-- start of Listed records --

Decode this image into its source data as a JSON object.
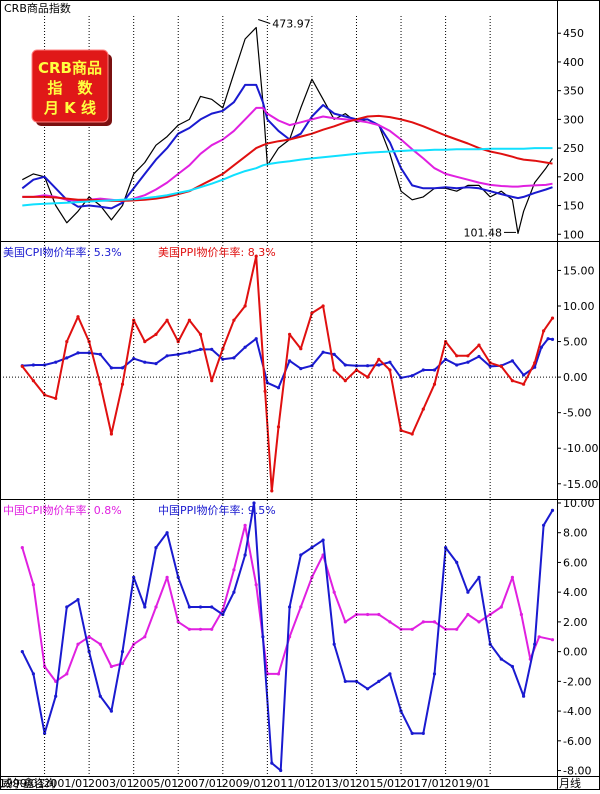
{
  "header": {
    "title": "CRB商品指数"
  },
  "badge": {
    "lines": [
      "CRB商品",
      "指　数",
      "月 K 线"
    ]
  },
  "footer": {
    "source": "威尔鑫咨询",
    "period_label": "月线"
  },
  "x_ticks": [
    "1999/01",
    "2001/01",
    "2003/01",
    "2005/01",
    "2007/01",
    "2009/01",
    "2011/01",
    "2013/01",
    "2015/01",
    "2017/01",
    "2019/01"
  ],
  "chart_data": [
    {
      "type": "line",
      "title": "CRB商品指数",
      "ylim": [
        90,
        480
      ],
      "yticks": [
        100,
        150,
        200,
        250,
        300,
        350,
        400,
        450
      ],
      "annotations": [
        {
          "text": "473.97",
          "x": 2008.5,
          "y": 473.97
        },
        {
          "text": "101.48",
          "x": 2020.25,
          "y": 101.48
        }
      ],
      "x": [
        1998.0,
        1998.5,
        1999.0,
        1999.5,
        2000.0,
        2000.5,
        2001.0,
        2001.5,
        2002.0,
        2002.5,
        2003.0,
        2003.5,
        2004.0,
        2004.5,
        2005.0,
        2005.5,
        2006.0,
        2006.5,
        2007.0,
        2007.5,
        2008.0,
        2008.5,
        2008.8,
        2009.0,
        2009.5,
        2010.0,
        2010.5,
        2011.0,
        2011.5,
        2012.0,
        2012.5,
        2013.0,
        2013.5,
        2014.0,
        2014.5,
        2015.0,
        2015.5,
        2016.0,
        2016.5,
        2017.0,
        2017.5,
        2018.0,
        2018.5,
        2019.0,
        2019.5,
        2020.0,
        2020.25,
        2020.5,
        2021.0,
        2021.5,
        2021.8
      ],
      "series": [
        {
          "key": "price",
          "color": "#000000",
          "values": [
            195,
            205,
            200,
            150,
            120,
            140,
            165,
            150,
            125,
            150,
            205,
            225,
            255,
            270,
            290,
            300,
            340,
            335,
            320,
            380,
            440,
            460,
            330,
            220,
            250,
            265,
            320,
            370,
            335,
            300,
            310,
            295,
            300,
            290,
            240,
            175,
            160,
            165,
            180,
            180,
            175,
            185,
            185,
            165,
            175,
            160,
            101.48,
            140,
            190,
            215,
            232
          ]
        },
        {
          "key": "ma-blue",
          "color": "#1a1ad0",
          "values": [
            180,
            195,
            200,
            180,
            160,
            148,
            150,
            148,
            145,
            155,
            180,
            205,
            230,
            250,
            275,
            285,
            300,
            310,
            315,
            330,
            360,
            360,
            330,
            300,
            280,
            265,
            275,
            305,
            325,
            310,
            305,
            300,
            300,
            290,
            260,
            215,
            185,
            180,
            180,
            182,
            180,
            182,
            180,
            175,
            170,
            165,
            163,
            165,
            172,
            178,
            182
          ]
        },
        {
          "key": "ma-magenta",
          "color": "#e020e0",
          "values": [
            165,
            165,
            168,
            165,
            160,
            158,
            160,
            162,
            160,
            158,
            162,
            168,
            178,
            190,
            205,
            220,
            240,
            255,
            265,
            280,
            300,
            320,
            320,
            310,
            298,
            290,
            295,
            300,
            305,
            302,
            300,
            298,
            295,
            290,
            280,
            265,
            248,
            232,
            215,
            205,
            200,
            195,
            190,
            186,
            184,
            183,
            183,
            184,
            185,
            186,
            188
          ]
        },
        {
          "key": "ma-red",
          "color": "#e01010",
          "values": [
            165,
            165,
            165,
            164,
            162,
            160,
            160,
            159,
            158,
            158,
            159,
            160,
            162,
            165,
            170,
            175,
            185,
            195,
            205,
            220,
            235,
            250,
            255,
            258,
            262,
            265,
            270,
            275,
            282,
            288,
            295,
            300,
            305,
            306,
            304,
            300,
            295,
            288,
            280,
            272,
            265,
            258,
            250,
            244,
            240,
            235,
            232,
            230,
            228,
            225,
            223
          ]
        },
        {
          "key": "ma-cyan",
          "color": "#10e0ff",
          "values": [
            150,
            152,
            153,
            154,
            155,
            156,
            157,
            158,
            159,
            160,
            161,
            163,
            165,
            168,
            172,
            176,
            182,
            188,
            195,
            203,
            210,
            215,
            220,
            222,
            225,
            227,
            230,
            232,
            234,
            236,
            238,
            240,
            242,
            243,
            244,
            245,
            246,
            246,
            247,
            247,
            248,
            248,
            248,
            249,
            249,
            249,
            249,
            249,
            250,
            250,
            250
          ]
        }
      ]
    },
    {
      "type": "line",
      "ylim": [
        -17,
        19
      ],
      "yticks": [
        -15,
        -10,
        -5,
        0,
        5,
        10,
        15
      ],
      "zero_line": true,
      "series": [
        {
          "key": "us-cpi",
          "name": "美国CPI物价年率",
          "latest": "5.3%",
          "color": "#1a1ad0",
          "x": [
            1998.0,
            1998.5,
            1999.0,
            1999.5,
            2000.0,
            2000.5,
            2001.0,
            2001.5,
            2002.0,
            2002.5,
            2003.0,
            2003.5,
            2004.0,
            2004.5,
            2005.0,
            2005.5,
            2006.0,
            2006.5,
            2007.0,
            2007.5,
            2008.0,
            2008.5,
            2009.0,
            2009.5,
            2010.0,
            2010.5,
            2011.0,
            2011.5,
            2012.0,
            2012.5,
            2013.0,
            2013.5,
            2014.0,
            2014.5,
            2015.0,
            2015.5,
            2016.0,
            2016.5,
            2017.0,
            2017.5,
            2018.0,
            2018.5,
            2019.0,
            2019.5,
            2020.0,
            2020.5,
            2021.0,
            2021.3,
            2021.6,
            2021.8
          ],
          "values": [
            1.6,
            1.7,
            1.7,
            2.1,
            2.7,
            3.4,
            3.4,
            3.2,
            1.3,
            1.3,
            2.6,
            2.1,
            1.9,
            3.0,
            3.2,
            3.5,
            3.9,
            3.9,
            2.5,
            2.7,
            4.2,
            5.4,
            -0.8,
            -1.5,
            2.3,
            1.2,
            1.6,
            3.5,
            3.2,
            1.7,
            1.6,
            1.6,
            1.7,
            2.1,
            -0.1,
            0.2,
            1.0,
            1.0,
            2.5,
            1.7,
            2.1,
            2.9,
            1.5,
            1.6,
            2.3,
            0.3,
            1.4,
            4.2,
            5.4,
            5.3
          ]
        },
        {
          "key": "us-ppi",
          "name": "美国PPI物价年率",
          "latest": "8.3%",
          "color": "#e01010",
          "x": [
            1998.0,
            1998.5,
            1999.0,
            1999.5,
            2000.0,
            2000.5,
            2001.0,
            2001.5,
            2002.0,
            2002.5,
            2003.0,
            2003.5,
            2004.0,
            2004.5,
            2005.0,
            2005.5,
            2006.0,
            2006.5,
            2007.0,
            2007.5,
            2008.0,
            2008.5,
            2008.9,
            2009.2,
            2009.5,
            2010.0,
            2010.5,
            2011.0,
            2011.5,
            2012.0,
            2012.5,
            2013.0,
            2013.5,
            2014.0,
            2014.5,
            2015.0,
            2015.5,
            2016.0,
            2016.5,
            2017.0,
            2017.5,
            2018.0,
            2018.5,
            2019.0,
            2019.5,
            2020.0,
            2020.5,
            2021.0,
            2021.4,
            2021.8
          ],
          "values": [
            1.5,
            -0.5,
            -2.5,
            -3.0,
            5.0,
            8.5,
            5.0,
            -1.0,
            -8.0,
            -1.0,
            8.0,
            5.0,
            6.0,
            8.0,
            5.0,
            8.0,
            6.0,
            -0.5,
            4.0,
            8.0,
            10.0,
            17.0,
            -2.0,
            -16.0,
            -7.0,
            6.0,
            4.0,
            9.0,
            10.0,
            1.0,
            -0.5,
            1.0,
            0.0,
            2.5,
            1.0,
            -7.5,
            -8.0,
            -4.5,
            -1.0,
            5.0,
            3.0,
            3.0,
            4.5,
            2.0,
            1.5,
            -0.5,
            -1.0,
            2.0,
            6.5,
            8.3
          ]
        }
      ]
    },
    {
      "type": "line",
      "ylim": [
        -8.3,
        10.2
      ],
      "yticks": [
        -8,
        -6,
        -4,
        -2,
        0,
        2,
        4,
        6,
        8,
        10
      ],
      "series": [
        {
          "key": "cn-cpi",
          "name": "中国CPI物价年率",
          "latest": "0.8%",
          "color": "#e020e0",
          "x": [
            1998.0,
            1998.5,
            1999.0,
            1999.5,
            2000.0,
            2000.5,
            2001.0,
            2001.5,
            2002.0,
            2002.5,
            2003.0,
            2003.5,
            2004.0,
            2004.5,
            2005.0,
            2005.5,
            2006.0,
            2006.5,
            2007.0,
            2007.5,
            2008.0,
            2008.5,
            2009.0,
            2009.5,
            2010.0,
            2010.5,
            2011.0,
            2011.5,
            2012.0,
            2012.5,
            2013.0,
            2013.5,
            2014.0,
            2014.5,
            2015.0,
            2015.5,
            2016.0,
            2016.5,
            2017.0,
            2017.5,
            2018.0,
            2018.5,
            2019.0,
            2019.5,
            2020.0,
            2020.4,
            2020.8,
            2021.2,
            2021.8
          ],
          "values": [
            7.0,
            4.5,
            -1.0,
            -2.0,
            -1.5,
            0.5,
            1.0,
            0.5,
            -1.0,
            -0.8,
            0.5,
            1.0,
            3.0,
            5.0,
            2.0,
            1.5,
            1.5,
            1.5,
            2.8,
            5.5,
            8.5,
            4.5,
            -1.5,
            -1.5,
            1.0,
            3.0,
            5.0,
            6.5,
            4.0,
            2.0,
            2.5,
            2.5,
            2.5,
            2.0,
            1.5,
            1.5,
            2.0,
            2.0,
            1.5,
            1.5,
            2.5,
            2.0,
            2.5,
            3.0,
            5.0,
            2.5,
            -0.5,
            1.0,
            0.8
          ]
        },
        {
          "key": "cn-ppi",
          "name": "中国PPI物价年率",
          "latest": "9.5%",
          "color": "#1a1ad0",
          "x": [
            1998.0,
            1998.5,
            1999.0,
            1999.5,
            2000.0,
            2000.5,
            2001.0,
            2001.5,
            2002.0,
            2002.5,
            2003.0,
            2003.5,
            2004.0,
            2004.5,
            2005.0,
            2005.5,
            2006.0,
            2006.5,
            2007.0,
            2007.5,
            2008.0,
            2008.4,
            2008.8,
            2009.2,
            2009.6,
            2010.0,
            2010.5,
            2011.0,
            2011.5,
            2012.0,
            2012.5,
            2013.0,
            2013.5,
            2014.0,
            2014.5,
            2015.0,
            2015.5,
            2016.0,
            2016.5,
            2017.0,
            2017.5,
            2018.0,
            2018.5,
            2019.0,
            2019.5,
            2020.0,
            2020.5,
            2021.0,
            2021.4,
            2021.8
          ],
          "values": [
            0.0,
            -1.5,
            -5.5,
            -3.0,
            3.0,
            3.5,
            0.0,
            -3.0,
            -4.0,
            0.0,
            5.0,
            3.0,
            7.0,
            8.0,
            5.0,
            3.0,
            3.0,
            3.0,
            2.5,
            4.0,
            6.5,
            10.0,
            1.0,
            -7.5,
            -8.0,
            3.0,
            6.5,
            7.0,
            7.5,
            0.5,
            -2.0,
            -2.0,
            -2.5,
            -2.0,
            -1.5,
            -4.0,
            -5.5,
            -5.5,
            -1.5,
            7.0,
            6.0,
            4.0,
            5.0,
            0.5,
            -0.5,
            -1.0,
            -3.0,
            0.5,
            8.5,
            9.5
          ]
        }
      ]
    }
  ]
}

-- end of Listed records --

→ Exercise
Filter the listing above for the string "latest" and copy every matching line.

→ Exercise solution
          "latest": "5.3%",
          "latest": "8.3%",
          "latest": "0.8%",
          "latest": "9.5%",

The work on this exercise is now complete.